Written exercise. Copy each line of the listing below exactly.

..............................

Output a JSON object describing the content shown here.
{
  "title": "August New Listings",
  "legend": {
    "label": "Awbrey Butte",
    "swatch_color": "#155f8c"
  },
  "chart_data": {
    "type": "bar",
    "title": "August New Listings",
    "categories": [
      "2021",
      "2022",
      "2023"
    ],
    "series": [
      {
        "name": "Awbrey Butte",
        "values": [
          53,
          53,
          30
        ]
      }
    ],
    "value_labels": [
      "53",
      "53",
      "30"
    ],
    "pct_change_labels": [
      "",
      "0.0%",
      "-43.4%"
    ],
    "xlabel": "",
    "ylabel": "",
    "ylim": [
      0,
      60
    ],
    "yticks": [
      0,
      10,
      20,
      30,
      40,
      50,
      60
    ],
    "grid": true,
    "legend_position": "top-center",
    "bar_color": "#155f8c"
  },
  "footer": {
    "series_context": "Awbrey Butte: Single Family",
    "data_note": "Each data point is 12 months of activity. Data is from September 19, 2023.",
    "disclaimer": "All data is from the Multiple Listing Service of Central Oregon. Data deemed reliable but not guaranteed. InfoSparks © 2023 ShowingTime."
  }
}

..............................

The completed task.
Output a JSON object describing the content shown here.
{
  "title": "August New Listings",
  "legend": {
    "label": "Awbrey Butte",
    "swatch_color": "#155f8c"
  },
  "chart_data": {
    "type": "bar",
    "title": "August New Listings",
    "categories": [
      "2021",
      "2022",
      "2023"
    ],
    "series": [
      {
        "name": "Awbrey Butte",
        "values": [
          53,
          53,
          30
        ]
      }
    ],
    "value_labels": [
      "53",
      "53",
      "30"
    ],
    "pct_change_labels": [
      "",
      "0.0%",
      "-43.4%"
    ],
    "xlabel": "",
    "ylabel": "",
    "ylim": [
      0,
      60
    ],
    "yticks": [
      0,
      10,
      20,
      30,
      40,
      50,
      60
    ],
    "grid": true,
    "legend_position": "top-center",
    "bar_color": "#155f8c"
  },
  "footer": {
    "series_context": "Awbrey Butte: Single Family",
    "data_note": "Each data point is 12 months of activity. Data is from September 19, 2023.",
    "disclaimer": "All data is from the Multiple Listing Service of Central Oregon. Data deemed reliable but not guaranteed. InfoSparks © 2023 ShowingTime."
  }
}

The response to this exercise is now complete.